§ Material for this exercise
[Start]
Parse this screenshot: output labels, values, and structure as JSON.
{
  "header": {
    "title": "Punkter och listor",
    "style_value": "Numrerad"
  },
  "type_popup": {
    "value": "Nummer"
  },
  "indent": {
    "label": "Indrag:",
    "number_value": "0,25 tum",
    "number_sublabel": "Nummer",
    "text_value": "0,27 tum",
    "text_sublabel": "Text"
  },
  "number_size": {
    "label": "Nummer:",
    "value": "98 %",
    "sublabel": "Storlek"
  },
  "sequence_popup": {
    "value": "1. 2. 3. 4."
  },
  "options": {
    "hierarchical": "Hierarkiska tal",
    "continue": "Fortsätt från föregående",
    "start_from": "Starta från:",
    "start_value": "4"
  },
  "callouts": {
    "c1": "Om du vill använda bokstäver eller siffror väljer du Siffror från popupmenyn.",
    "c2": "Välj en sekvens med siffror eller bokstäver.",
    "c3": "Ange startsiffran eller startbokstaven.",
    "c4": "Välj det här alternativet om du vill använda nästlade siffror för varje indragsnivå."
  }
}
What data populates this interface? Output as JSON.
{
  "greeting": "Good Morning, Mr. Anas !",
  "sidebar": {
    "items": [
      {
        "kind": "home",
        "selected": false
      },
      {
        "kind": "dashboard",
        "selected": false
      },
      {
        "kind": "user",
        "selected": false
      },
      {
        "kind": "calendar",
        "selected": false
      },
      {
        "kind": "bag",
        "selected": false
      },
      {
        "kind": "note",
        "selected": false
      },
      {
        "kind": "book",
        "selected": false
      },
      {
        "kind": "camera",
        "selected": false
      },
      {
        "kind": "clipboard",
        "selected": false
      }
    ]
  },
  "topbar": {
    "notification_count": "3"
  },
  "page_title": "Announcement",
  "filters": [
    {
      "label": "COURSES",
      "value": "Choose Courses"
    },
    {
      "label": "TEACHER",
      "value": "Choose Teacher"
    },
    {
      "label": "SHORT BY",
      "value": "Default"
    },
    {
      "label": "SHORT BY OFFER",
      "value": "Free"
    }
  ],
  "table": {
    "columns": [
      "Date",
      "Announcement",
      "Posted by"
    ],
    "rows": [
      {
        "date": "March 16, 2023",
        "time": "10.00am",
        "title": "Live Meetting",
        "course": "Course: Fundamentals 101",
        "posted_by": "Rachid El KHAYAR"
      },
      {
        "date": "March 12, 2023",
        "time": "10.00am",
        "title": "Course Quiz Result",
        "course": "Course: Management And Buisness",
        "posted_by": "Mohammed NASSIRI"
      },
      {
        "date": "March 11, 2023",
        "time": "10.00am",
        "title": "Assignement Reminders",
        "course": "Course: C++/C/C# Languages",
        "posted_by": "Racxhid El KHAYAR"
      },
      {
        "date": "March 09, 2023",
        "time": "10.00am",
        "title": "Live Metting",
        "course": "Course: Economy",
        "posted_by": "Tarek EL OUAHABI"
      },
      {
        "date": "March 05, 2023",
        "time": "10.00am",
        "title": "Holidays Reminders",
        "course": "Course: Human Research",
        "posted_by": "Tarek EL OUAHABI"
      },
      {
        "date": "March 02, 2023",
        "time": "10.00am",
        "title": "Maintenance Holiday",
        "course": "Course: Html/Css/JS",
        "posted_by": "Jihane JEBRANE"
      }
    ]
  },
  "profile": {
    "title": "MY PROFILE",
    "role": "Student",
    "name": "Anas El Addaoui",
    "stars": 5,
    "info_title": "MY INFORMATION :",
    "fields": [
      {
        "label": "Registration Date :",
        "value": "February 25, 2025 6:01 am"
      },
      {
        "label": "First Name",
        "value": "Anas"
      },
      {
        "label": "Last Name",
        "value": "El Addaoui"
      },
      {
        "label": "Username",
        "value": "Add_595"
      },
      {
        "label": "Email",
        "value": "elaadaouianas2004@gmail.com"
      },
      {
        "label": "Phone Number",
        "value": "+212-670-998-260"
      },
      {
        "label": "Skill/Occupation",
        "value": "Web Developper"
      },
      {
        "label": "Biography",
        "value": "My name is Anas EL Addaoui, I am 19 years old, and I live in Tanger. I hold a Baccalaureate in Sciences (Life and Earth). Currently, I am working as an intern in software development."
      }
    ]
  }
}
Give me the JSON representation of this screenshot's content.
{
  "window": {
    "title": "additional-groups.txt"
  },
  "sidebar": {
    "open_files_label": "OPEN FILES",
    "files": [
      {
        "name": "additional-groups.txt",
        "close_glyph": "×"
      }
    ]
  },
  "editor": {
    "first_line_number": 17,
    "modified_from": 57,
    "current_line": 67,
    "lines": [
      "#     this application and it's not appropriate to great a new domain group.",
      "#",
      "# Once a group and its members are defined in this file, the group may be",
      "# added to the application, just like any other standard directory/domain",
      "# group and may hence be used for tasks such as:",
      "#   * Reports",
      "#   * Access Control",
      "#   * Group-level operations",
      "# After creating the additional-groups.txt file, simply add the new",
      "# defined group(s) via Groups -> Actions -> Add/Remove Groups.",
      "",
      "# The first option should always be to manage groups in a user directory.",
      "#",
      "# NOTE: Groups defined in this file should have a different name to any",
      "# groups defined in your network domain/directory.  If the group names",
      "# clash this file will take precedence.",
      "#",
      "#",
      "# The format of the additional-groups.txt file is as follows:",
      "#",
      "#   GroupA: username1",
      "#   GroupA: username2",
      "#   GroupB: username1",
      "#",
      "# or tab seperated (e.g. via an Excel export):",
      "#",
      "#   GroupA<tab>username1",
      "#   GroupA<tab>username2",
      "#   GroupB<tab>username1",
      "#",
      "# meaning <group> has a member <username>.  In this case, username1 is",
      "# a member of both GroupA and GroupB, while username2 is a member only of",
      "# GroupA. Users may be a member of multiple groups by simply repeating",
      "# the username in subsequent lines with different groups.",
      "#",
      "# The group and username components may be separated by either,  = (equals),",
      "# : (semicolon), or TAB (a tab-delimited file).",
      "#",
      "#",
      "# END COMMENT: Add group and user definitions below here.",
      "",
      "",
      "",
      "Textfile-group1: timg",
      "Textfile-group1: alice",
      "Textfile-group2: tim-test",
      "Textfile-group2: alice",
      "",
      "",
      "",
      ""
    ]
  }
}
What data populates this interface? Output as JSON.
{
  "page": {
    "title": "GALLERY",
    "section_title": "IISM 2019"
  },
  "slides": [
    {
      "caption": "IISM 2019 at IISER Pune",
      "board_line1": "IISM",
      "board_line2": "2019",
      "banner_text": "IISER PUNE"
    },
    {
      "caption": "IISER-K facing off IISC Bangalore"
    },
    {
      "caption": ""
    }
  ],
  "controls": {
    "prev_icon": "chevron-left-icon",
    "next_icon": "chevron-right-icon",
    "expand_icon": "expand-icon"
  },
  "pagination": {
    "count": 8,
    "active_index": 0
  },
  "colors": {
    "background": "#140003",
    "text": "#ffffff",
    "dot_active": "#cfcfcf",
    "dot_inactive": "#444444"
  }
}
[End]
§ Work to do
Each entry above is to be printed again exactly.

§ Problem solution
Parse this screenshot: output labels, values, and structure as JSON.
{
  "header": {
    "title": "Punkter och listor",
    "style_value": "Numrerad"
  },
  "type_popup": {
    "value": "Nummer"
  },
  "indent": {
    "label": "Indrag:",
    "number_value": "0,25 tum",
    "number_sublabel": "Nummer",
    "text_value": "0,27 tum",
    "text_sublabel": "Text"
  },
  "number_size": {
    "label": "Nummer:",
    "value": "98 %",
    "sublabel": "Storlek"
  },
  "sequence_popup": {
    "value": "1. 2. 3. 4."
  },
  "options": {
    "hierarchical": "Hierarkiska tal",
    "continue": "Fortsätt från föregående",
    "start_from": "Starta från:",
    "start_value": "4"
  },
  "callouts": {
    "c1": "Om du vill använda bokstäver eller siffror väljer du Siffror från popupmenyn.",
    "c2": "Välj en sekvens med siffror eller bokstäver.",
    "c3": "Ange startsiffran eller startbokstaven.",
    "c4": "Välj det här alternativet om du vill använda nästlade siffror för varje indragsnivå."
  }
}
What data populates this interface? Output as JSON.
{
  "greeting": "Good Morning, Mr. Anas !",
  "sidebar": {
    "items": [
      {
        "kind": "home",
        "selected": false
      },
      {
        "kind": "dashboard",
        "selected": false
      },
      {
        "kind": "user",
        "selected": false
      },
      {
        "kind": "calendar",
        "selected": false
      },
      {
        "kind": "bag",
        "selected": false
      },
      {
        "kind": "note",
        "selected": false
      },
      {
        "kind": "book",
        "selected": false
      },
      {
        "kind": "camera",
        "selected": false
      },
      {
        "kind": "clipboard",
        "selected": false
      }
    ]
  },
  "topbar": {
    "notification_count": "3"
  },
  "page_title": "Announcement",
  "filters": [
    {
      "label": "COURSES",
      "value": "Choose Courses"
    },
    {
      "label": "TEACHER",
      "value": "Choose Teacher"
    },
    {
      "label": "SHORT BY",
      "value": "Default"
    },
    {
      "label": "SHORT BY OFFER",
      "value": "Free"
    }
  ],
  "table": {
    "columns": [
      "Date",
      "Announcement",
      "Posted by"
    ],
    "rows": [
      {
        "date": "March 16, 2023",
        "time": "10.00am",
        "title": "Live Meetting",
        "course": "Course: Fundamentals 101",
        "posted_by": "Rachid El KHAYAR"
      },
      {
        "date": "March 12, 2023",
        "time": "10.00am",
        "title": "Course Quiz Result",
        "course": "Course: Management And Buisness",
        "posted_by": "Mohammed NASSIRI"
      },
      {
        "date": "March 11, 2023",
        "time": "10.00am",
        "title": "Assignement Reminders",
        "course": "Course: C++/C/C# Languages",
        "posted_by": "Racxhid El KHAYAR"
      },
      {
        "date": "March 09, 2023",
        "time": "10.00am",
        "title": "Live Metting",
        "course": "Course: Economy",
        "posted_by": "Tarek EL OUAHABI"
      },
      {
        "date": "March 05, 2023",
        "time": "10.00am",
        "title": "Holidays Reminders",
        "course": "Course: Human Research",
        "posted_by": "Tarek EL OUAHABI"
      },
      {
        "date": "March 02, 2023",
        "time": "10.00am",
        "title": "Maintenance Holiday",
        "course": "Course: Html/Css/JS",
        "posted_by": "Jihane JEBRANE"
      }
    ]
  },
  "profile": {
    "title": "MY PROFILE",
    "role": "Student",
    "name": "Anas El Addaoui",
    "stars": 5,
    "info_title": "MY INFORMATION :",
    "fields": [
      {
        "label": "Registration Date :",
        "value": "February 25, 2025 6:01 am"
      },
      {
        "label": "First Name",
        "value": "Anas"
      },
      {
        "label": "Last Name",
        "value": "El Addaoui"
      },
      {
        "label": "Username",
        "value": "Add_595"
      },
      {
        "label": "Email",
        "value": "elaadaouianas2004@gmail.com"
      },
      {
        "label": "Phone Number",
        "value": "+212-670-998-260"
      },
      {
        "label": "Skill/Occupation",
        "value": "Web Developper"
      },
      {
        "label": "Biography",
        "value": "My name is Anas EL Addaoui, I am 19 years old, and I live in Tanger. I hold a Baccalaureate in Sciences (Life and Earth). Currently, I am working as an intern in software development."
      }
    ]
  }
}
Give me the JSON representation of this screenshot's content.
{
  "window": {
    "title": "additional-groups.txt"
  },
  "sidebar": {
    "open_files_label": "OPEN FILES",
    "files": [
      {
        "name": "additional-groups.txt",
        "close_glyph": "×"
      }
    ]
  },
  "editor": {
    "first_line_number": 17,
    "modified_from": 57,
    "current_line": 67,
    "lines": [
      "#     this application and it's not appropriate to great a new domain group.",
      "#",
      "# Once a group and its members are defined in this file, the group may be",
      "# added to the application, just like any other standard directory/domain",
      "# group and may hence be used for tasks such as:",
      "#   * Reports",
      "#   * Access Control",
      "#   * Group-level operations",
      "# After creating the additional-groups.txt file, simply add the new",
      "# defined group(s) via Groups -> Actions -> Add/Remove Groups.",
      "",
      "# The first option should always be to manage groups in a user directory.",
      "#",
      "# NOTE: Groups defined in this file should have a different name to any",
      "# groups defined in your network domain/directory.  If the group names",
      "# clash this file will take precedence.",
      "#",
      "#",
      "# The format of the additional-groups.txt file is as follows:",
      "#",
      "#   GroupA: username1",
      "#   GroupA: username2",
      "#   GroupB: username1",
      "#",
      "# or tab seperated (e.g. via an Excel export):",
      "#",
      "#   GroupA<tab>username1",
      "#   GroupA<tab>username2",
      "#   GroupB<tab>username1",
      "#",
      "# meaning <group> has a member <username>.  In this case, username1 is",
      "# a member of both GroupA and GroupB, while username2 is a member only of",
      "# GroupA. Users may be a member of multiple groups by simply repeating",
      "# the username in subsequent lines with different groups.",
      "#",
      "# The group and username components may be separated by either,  = (equals),",
      "# : (semicolon), or TAB (a tab-delimited file).",
      "#",
      "#",
      "# END COMMENT: Add group and user definitions below here.",
      "",
      "",
      "",
      "Textfile-group1: timg",
      "Textfile-group1: alice",
      "Textfile-group2: tim-test",
      "Textfile-group2: alice",
      "",
      "",
      "",
      ""
    ]
  }
}
What data populates this interface? Output as JSON.
{
  "page": {
    "title": "GALLERY",
    "section_title": "IISM 2019"
  },
  "slides": [
    {
      "caption": "IISM 2019 at IISER Pune",
      "board_line1": "IISM",
      "board_line2": "2019",
      "banner_text": "IISER PUNE"
    },
    {
      "caption": "IISER-K facing off IISC Bangalore"
    },
    {
      "caption": ""
    }
  ],
  "controls": {
    "prev_icon": "chevron-left-icon",
    "next_icon": "chevron-right-icon",
    "expand_icon": "expand-icon"
  },
  "pagination": {
    "count": 8,
    "active_index": 0
  },
  "colors": {
    "background": "#140003",
    "text": "#ffffff",
    "dot_active": "#cfcfcf",
    "dot_inactive": "#444444"
  }
}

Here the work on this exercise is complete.